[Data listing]
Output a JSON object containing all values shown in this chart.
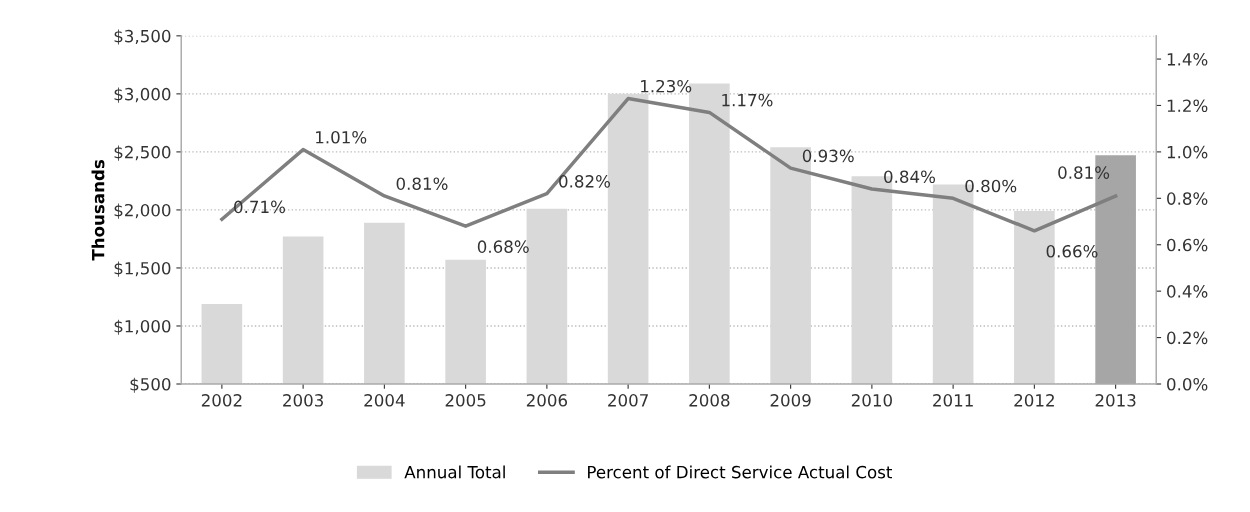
{
  "chart_data": {
    "type": "bar",
    "ylabel": "Thousands",
    "categories": [
      "2002",
      "2003",
      "2004",
      "2005",
      "2006",
      "2007",
      "2008",
      "2009",
      "2010",
      "2011",
      "2012",
      "2013"
    ],
    "series": [
      {
        "name": "Annual Total",
        "colors": [
          "#d9d9d9",
          "#d9d9d9",
          "#d9d9d9",
          "#d9d9d9",
          "#d9d9d9",
          "#d9d9d9",
          "#d9d9d9",
          "#d9d9d9",
          "#d9d9d9",
          "#d9d9d9",
          "#d9d9d9",
          "#a6a6a6"
        ],
        "values": [
          1190,
          1770,
          1890,
          1570,
          2010,
          3000,
          3090,
          2540,
          2290,
          2220,
          1990,
          2470
        ]
      },
      {
        "name": "Percent of Direct Service Actual Cost",
        "type": "line",
        "axis": "y2",
        "color": "#7f7f7f",
        "values": [
          0.71,
          1.01,
          0.81,
          0.68,
          0.82,
          1.23,
          1.17,
          0.93,
          0.84,
          0.8,
          0.66,
          0.81
        ],
        "value_labels": [
          "0.71%",
          "1.01%",
          "0.81%",
          "0.68%",
          "0.82%",
          "1.23%",
          "1.17%",
          "0.93%",
          "0.84%",
          "0.80%",
          "0.66%",
          "0.81%"
        ]
      }
    ],
    "ylim": [
      500,
      3500
    ],
    "yticks": [
      {
        "value": 500,
        "label": "$500"
      },
      {
        "value": 1000,
        "label": "$1,000"
      },
      {
        "value": 1500,
        "label": "$1,500"
      },
      {
        "value": 2000,
        "label": "$2,000"
      },
      {
        "value": 2500,
        "label": "$2,500"
      },
      {
        "value": 3000,
        "label": "$3,000"
      },
      {
        "value": 3500,
        "label": "$3,500"
      }
    ],
    "y2lim": [
      0,
      1.5
    ],
    "y2ticks": [
      {
        "value": 0,
        "label": "0.0%"
      },
      {
        "value": 0.2,
        "label": "0.2%"
      },
      {
        "value": 0.4,
        "label": "0.4%"
      },
      {
        "value": 0.6,
        "label": "0.6%"
      },
      {
        "value": 0.8,
        "label": "0.8%"
      },
      {
        "value": 1.0,
        "label": "1.0%"
      },
      {
        "value": 1.2,
        "label": "1.2%"
      },
      {
        "value": 1.4,
        "label": "1.4%"
      }
    ],
    "grid": "y",
    "legend": "bottom"
  }
}
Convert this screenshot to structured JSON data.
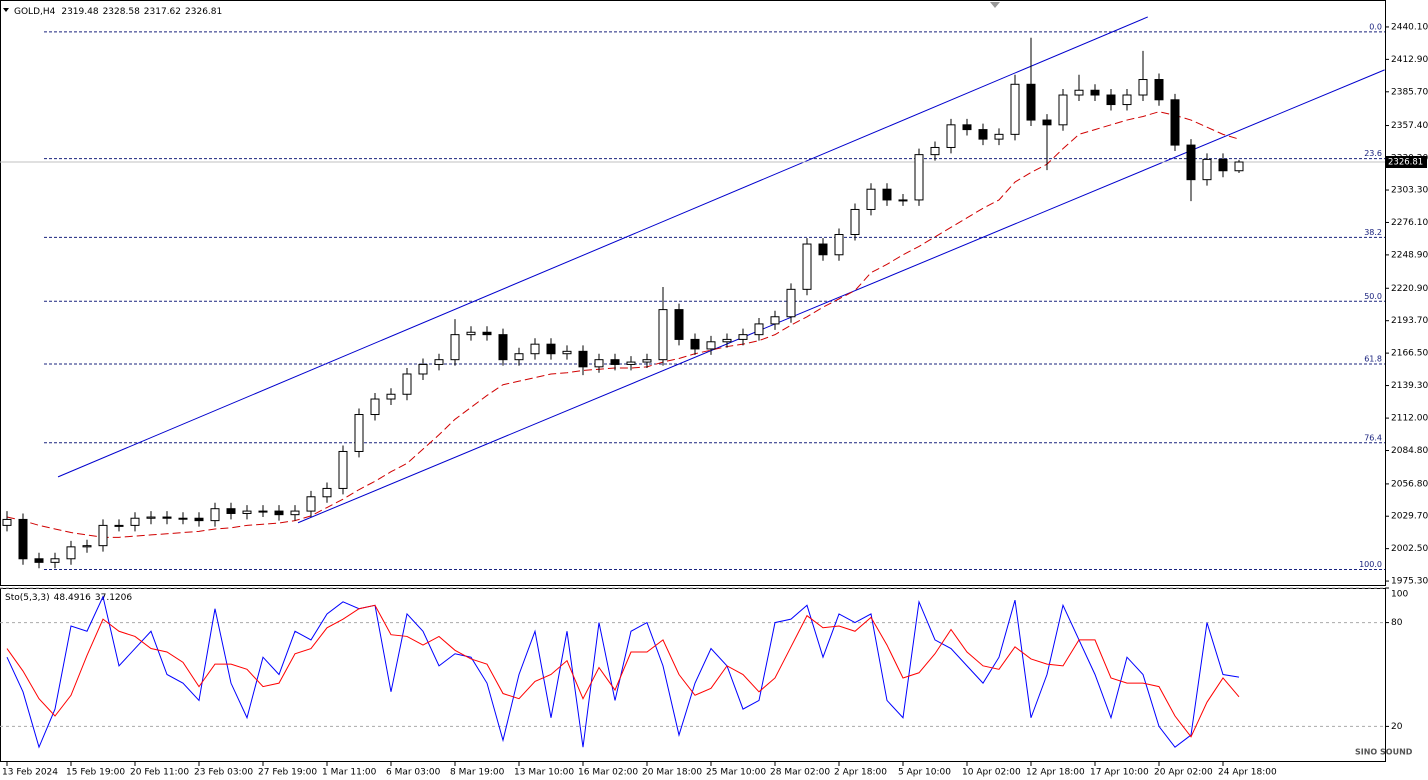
{
  "chart_data": [
    {
      "type": "candlestick",
      "title": "GOLD,H4",
      "categories": [
        "13 Feb 2024",
        null,
        null,
        null,
        "15 Feb 19:00",
        null,
        null,
        null,
        "20 Feb 11:00",
        null,
        null,
        null,
        "23 Feb 03:00",
        null,
        null,
        null,
        "27 Feb 19:00",
        null,
        null,
        null,
        "1 Mar 11:00",
        null,
        null,
        null,
        "6 Mar 03:00",
        null,
        null,
        null,
        "8 Mar 19:00",
        null,
        null,
        null,
        "13 Mar 10:00",
        null,
        null,
        null,
        "16 Mar 02:00",
        null,
        null,
        null,
        "20 Mar 18:00",
        null,
        null,
        null,
        "25 Mar 10:00",
        null,
        null,
        null,
        "28 Mar 02:00",
        null,
        null,
        null,
        "2 Apr 18:00",
        null,
        null,
        null,
        "5 Apr 10:00",
        null,
        null,
        null,
        "10 Apr 02:00",
        null,
        null,
        null,
        "12 Apr 18:00",
        null,
        null,
        null,
        "17 Apr 10:00",
        null,
        null,
        null,
        "20 Apr 02:00",
        null,
        null,
        null,
        "24 Apr 18:00",
        null
      ],
      "open": [
        2022,
        2027,
        1994,
        1991,
        1994,
        2004,
        2005,
        2022,
        2022,
        2028,
        2029,
        2028,
        2028,
        2026,
        2036,
        2032,
        2034,
        2034,
        2031,
        2034,
        2046,
        2053,
        2084,
        2115,
        2128,
        2132,
        2149,
        2157,
        2161,
        2182,
        2184,
        2182,
        2161,
        2166,
        2174,
        2166,
        2168,
        2155,
        2161,
        2157,
        2159,
        2161,
        2203,
        2178,
        2170,
        2176,
        2178,
        2182,
        2191,
        2197,
        2220,
        2258,
        2249,
        2266,
        2287,
        2304,
        2295,
        2295,
        2333,
        2339,
        2358,
        2354,
        2346,
        2350,
        2392,
        2362,
        2358,
        2383,
        2387,
        2383,
        2375,
        2383,
        2396,
        2379,
        2341,
        2312,
        2329,
        2319.48
      ],
      "high": [
        2034,
        2032,
        1999,
        1999,
        2009,
        2010,
        2027,
        2027,
        2033,
        2034,
        2034,
        2033,
        2033,
        2041,
        2041,
        2039,
        2039,
        2039,
        2039,
        2051,
        2058,
        2089,
        2120,
        2133,
        2137,
        2154,
        2162,
        2166,
        2195,
        2189,
        2189,
        2187,
        2171,
        2179,
        2179,
        2173,
        2173,
        2166,
        2166,
        2164,
        2166,
        2222,
        2208,
        2183,
        2181,
        2183,
        2187,
        2196,
        2202,
        2225,
        2263,
        2263,
        2271,
        2292,
        2309,
        2309,
        2300,
        2338,
        2344,
        2363,
        2363,
        2359,
        2355,
        2400,
        2431,
        2367,
        2388,
        2400,
        2392,
        2388,
        2388,
        2420,
        2401,
        2384,
        2346,
        2334,
        2334,
        2328.58
      ],
      "low": [
        2017,
        1989,
        1986,
        1986,
        1989,
        1999,
        2000,
        2017,
        2017,
        2023,
        2023,
        2023,
        2021,
        2021,
        2027,
        2027,
        2029,
        2026,
        2026,
        2029,
        2041,
        2048,
        2079,
        2110,
        2123,
        2127,
        2144,
        2152,
        2156,
        2177,
        2177,
        2156,
        2156,
        2161,
        2161,
        2161,
        2148,
        2150,
        2152,
        2152,
        2154,
        2156,
        2173,
        2165,
        2165,
        2171,
        2173,
        2177,
        2186,
        2192,
        2215,
        2244,
        2244,
        2261,
        2282,
        2290,
        2290,
        2290,
        2328,
        2334,
        2349,
        2341,
        2341,
        2345,
        2357,
        2320,
        2353,
        2378,
        2378,
        2370,
        2370,
        2378,
        2374,
        2336,
        2294,
        2307,
        2314,
        2317.62
      ],
      "close": [
        2027,
        1994,
        1991,
        1994,
        2004,
        2005,
        2022,
        2022,
        2028,
        2029,
        2028,
        2028,
        2026,
        2036,
        2032,
        2034,
        2034,
        2031,
        2034,
        2046,
        2053,
        2084,
        2115,
        2128,
        2132,
        2149,
        2157,
        2161,
        2182,
        2184,
        2182,
        2161,
        2166,
        2174,
        2166,
        2168,
        2155,
        2161,
        2157,
        2159,
        2161,
        2203,
        2178,
        2170,
        2176,
        2178,
        2182,
        2191,
        2197,
        2220,
        2258,
        2249,
        2266,
        2287,
        2304,
        2295,
        2295,
        2333,
        2339,
        2358,
        2354,
        2346,
        2350,
        2392,
        2362,
        2358,
        2383,
        2387,
        2383,
        2375,
        2383,
        2396,
        2379,
        2341,
        2312,
        2329,
        2319.48,
        2326.81
      ],
      "ma": {
        "color": "#d00000",
        "values": [
          2029,
          2026,
          2022,
          2019,
          2016,
          2014,
          2012,
          2012,
          2013,
          2014,
          2015,
          2016,
          2017,
          2019,
          2020,
          2022,
          2023,
          2024,
          2026,
          2030,
          2037,
          2044,
          2052,
          2059,
          2067,
          2074,
          2086,
          2098,
          2111,
          2121,
          2131,
          2140,
          2143,
          2146,
          2149,
          2150,
          2152,
          2153,
          2154,
          2154,
          2155,
          2159,
          2162,
          2166,
          2169,
          2172,
          2174,
          2177,
          2182,
          2190,
          2197,
          2205,
          2212,
          2219,
          2234,
          2241,
          2249,
          2256,
          2264,
          2272,
          2280,
          2288,
          2295,
          2310,
          2318,
          2325,
          2338,
          2350,
          2354,
          2358,
          2362,
          2365,
          2369,
          2366,
          2362,
          2356,
          2350,
          2346
        ]
      },
      "ylim": [
        1972,
        2462.7
      ],
      "yticks": [
        {
          "value": 2440.1,
          "label": "2440.10"
        },
        {
          "value": 2412.9,
          "label": "2412.90"
        },
        {
          "value": 2385.7,
          "label": "2385.70"
        },
        {
          "value": 2357.4,
          "label": "2357.40"
        },
        {
          "value": 2330.2,
          "label": "2330.20"
        },
        {
          "value": 2303.3,
          "label": "2303.30"
        },
        {
          "value": 2276.1,
          "label": "2276.10"
        },
        {
          "value": 2248.9,
          "label": "2248.90"
        },
        {
          "value": 2220.9,
          "label": "2220.90"
        },
        {
          "value": 2193.7,
          "label": "2193.70"
        },
        {
          "value": 2166.5,
          "label": "2166.50"
        },
        {
          "value": 2139.3,
          "label": "2139.30"
        },
        {
          "value": 2112,
          "label": "2112.00"
        },
        {
          "value": 2084.8,
          "label": "2084.80"
        },
        {
          "value": 2056.8,
          "label": "2056.80"
        },
        {
          "value": 2029.7,
          "label": "2029.70"
        },
        {
          "value": 2002.5,
          "label": "2002.50"
        },
        {
          "value": 1975.3,
          "label": "1975.30"
        }
      ],
      "fibonacci": [
        {
          "label": "0.0",
          "price": 2436
        },
        {
          "label": "23.6",
          "price": 2329.6
        },
        {
          "label": "38.2",
          "price": 2263.6
        },
        {
          "label": "50.0",
          "price": 2210
        },
        {
          "label": "61.8",
          "price": 2157.4
        },
        {
          "label": "76.4",
          "price": 2091.3
        },
        {
          "label": "100.0",
          "price": 1985
        }
      ],
      "fib_color": "#1a237e",
      "trendlines": [
        {
          "from": [
            3.19,
            2062.7
          ],
          "to": [
            71.3,
            2448.5
          ]
        },
        {
          "from": [
            18.19,
            2024.2
          ],
          "to": [
            86.1,
            2404.1
          ]
        }
      ],
      "trend_color": "#0000cd",
      "watermark": "SINO SOUND"
    },
    {
      "type": "line",
      "title": "Sto(5,3,3)",
      "series": [
        {
          "color": "#0000ff",
          "values": [
            60,
            40,
            8,
            30,
            78,
            75,
            95,
            55,
            65,
            75,
            50,
            45,
            35,
            88,
            45,
            25,
            60,
            50,
            75,
            70,
            85,
            92,
            88,
            90,
            40,
            85,
            75,
            55,
            62,
            60,
            45,
            12,
            50,
            75,
            25,
            75,
            8,
            80,
            35,
            75,
            80,
            55,
            15,
            45,
            65,
            55,
            30,
            35,
            80,
            82,
            90,
            60,
            85,
            80,
            85,
            35,
            25,
            92,
            70,
            65,
            55,
            45,
            60,
            93,
            25,
            50,
            90,
            70,
            50,
            25,
            60,
            50,
            20,
            8,
            15,
            80,
            50,
            48.4916
          ]
        },
        {
          "color": "#ff0000",
          "values": [
            65,
            52,
            36,
            26,
            38,
            61,
            82,
            75,
            72,
            65,
            63,
            57,
            43,
            56,
            56,
            53,
            43,
            45,
            62,
            65,
            77,
            82,
            88,
            90,
            73,
            72,
            67,
            72,
            64,
            59,
            56,
            39,
            36,
            46,
            50,
            58,
            36,
            54,
            41,
            63,
            63,
            70,
            50,
            38,
            42,
            55,
            50,
            40,
            48,
            66,
            84,
            77,
            78,
            75,
            83,
            67,
            48,
            51,
            62,
            76,
            63,
            55,
            53,
            66,
            59,
            56,
            55,
            70,
            70,
            48,
            45,
            45,
            43,
            26,
            14,
            34,
            48,
            37.1206
          ]
        }
      ],
      "ylim": [
        0,
        100
      ],
      "yticks": [
        100,
        80,
        20
      ]
    }
  ]
}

- [Task prompt] Extract all lines containing the word "type".

- [The solution]
    "type": "bar",
        "type": "line",
      "type": "candlestick",
      "type": "line",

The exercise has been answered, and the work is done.